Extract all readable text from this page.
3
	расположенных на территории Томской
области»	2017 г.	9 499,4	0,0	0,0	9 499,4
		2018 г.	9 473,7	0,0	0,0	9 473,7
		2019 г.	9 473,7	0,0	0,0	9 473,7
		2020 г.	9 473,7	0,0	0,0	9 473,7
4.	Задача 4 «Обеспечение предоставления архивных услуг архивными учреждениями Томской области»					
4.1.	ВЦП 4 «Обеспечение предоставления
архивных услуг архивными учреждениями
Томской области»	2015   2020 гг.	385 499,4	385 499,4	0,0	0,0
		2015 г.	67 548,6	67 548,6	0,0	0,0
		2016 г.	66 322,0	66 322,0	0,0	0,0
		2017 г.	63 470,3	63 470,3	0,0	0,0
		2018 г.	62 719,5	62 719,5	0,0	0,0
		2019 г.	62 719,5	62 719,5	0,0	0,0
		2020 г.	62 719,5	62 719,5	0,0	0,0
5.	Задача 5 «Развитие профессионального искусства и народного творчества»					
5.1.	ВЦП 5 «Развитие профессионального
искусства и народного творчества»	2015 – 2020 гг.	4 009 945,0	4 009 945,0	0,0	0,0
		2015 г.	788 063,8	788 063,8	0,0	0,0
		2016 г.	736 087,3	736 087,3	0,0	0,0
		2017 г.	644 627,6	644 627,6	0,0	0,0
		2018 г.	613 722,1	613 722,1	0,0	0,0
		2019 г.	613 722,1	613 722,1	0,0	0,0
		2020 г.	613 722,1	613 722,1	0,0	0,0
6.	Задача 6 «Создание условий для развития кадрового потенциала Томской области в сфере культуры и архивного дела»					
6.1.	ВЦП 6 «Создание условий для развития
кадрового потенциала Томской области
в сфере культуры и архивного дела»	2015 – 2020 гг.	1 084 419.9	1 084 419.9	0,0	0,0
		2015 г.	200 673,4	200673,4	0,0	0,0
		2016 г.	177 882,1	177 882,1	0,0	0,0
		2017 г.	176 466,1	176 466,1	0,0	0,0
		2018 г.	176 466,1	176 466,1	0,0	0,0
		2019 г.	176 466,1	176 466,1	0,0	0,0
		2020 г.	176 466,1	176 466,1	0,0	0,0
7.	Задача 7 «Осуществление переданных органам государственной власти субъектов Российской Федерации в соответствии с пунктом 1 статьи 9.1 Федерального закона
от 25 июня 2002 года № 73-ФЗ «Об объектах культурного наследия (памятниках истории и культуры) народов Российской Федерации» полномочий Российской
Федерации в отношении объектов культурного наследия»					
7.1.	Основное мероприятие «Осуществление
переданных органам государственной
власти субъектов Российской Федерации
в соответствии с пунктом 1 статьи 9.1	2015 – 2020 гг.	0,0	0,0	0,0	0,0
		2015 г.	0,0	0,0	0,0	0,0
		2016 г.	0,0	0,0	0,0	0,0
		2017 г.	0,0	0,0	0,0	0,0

________________________________________

## What to produce
Reproduce the material above exactly; please quote every line of it.

## Right answer
Extract all readable text from this page.
3
	расположенных на территории Томской
области»	2017 г.	9 499,4	0,0	0,0	9 499,4
		2018 г.	9 473,7	0,0	0,0	9 473,7
		2019 г.	9 473,7	0,0	0,0	9 473,7
		2020 г.	9 473,7	0,0	0,0	9 473,7
4.	Задача 4 «Обеспечение предоставления архивных услуг архивными учреждениями Томской области»					
4.1.	ВЦП 4 «Обеспечение предоставления
архивных услуг архивными учреждениями
Томской области»	2015   2020 гг.	385 499,4	385 499,4	0,0	0,0
		2015 г.	67 548,6	67 548,6	0,0	0,0
		2016 г.	66 322,0	66 322,0	0,0	0,0
		2017 г.	63 470,3	63 470,3	0,0	0,0
		2018 г.	62 719,5	62 719,5	0,0	0,0
		2019 г.	62 719,5	62 719,5	0,0	0,0
		2020 г.	62 719,5	62 719,5	0,0	0,0
5.	Задача 5 «Развитие профессионального искусства и народного творчества»					
5.1.	ВЦП 5 «Развитие профессионального
искусства и народного творчества»	2015 – 2020 гг.	4 009 945,0	4 009 945,0	0,0	0,0
		2015 г.	788 063,8	788 063,8	0,0	0,0
		2016 г.	736 087,3	736 087,3	0,0	0,0
		2017 г.	644 627,6	644 627,6	0,0	0,0
		2018 г.	613 722,1	613 722,1	0,0	0,0
		2019 г.	613 722,1	613 722,1	0,0	0,0
		2020 г.	613 722,1	613 722,1	0,0	0,0
6.	Задача 6 «Создание условий для развития кадрового потенциала Томской области в сфере культуры и архивного дела»					
6.1.	ВЦП 6 «Создание условий для развития
кадрового потенциала Томской области
в сфере культуры и архивного дела»	2015 – 2020 гг.	1 084 419.9	1 084 419.9	0,0	0,0
		2015 г.	200 673,4	200673,4	0,0	0,0
		2016 г.	177 882,1	177 882,1	0,0	0,0
		2017 г.	176 466,1	176 466,1	0,0	0,0
		2018 г.	176 466,1	176 466,1	0,0	0,0
		2019 г.	176 466,1	176 466,1	0,0	0,0
		2020 г.	176 466,1	176 466,1	0,0	0,0
7.	Задача 7 «Осуществление переданных органам государственной власти субъектов Российской Федерации в соответствии с пунктом 1 статьи 9.1 Федерального закона
от 25 июня 2002 года № 73-ФЗ «Об объектах культурного наследия (памятниках истории и культуры) народов Российской Федерации» полномочий Российской
Федерации в отношении объектов культурного наследия»					
7.1.	Основное мероприятие «Осуществление
переданных органам государственной
власти субъектов Российской Федерации
в соответствии с пунктом 1 статьи 9.1	2015 – 2020 гг.	0,0	0,0	0,0	0,0
		2015 г.	0,0	0,0	0,0	0,0
		2016 г.	0,0	0,0	0,0	0,0
		2017 г.	0,0	0,0	0,0	0,0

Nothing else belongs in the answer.